WHAT IS BEING ASKED:
Locate every line in the records below that contains the word "with", and copy each one.

DATA FOR THE TASK:
** start **

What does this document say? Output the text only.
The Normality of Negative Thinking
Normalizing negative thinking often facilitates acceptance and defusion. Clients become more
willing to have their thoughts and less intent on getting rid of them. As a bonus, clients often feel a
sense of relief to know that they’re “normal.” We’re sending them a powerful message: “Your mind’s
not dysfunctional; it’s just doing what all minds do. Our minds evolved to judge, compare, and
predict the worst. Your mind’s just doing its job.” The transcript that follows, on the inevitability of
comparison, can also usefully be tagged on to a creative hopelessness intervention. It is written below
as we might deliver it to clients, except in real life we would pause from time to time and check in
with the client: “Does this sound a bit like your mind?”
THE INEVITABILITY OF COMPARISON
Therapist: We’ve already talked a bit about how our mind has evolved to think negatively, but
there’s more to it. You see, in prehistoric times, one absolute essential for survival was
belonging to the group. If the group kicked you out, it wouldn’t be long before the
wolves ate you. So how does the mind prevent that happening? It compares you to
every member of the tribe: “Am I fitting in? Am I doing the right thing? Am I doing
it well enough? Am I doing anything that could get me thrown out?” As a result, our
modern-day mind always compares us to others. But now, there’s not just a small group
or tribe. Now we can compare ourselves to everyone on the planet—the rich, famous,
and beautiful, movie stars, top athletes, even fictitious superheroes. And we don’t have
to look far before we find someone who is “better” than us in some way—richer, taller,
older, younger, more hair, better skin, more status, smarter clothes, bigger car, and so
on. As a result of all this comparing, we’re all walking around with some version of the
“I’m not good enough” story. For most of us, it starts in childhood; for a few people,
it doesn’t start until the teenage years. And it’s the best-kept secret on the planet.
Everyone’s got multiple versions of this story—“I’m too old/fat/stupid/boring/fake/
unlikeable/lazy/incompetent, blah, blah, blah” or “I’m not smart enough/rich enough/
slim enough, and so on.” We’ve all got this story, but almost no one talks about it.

** end **
** start **

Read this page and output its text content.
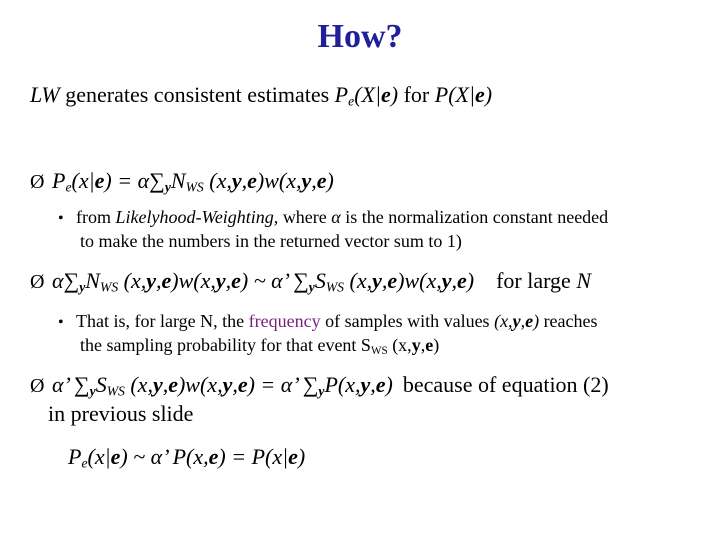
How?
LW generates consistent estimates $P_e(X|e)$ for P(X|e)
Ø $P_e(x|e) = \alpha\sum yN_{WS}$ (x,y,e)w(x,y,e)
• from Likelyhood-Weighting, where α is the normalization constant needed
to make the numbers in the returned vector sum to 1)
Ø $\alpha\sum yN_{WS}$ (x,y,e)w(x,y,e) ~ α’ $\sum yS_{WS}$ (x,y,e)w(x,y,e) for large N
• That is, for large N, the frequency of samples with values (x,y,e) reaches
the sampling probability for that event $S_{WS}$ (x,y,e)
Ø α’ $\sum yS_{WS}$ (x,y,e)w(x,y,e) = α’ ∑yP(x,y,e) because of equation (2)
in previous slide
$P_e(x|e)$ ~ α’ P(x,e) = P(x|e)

** end **

TASK RESPONSE:
with the client: “Does this sound a bit like your mind?”
on. As a result of all this comparing, we’re all walking around with some version of the
• That is, for large N, the frequency of samples with values (x,y,e) reaches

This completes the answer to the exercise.